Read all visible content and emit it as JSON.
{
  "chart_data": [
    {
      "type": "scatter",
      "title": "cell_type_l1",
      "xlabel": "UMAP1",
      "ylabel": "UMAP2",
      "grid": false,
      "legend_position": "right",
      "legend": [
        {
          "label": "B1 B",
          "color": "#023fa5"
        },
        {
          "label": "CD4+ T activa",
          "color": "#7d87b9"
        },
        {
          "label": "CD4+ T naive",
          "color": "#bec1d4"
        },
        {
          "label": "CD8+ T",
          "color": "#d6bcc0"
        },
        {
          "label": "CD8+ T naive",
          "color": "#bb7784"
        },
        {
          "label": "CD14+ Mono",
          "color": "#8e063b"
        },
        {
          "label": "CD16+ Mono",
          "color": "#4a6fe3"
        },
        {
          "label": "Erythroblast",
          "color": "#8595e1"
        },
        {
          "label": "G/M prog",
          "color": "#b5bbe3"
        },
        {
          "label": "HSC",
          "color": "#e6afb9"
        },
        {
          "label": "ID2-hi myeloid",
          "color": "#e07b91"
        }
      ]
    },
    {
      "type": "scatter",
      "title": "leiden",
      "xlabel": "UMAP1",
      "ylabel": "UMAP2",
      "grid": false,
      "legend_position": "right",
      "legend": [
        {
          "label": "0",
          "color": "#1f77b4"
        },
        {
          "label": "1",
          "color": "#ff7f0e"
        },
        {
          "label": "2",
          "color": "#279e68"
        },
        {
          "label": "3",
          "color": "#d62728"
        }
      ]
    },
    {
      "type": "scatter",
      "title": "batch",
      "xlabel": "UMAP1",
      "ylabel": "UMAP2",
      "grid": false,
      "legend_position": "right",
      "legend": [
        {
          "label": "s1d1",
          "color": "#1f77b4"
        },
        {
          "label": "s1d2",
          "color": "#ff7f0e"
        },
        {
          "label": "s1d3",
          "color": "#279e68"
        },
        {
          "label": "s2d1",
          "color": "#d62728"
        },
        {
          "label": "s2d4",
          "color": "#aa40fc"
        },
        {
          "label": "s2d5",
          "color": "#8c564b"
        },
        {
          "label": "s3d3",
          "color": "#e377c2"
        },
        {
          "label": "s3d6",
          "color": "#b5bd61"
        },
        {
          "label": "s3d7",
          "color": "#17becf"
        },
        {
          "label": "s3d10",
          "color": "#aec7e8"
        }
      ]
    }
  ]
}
◇ ◇ ◇
[EXERCISE DETAILS] Using the entries above, return each line in which the word "title" occurs.

[EXERCISE OUTPUT]
      "title": "cell_type_l1",
      "title": "leiden",
      "title": "batch",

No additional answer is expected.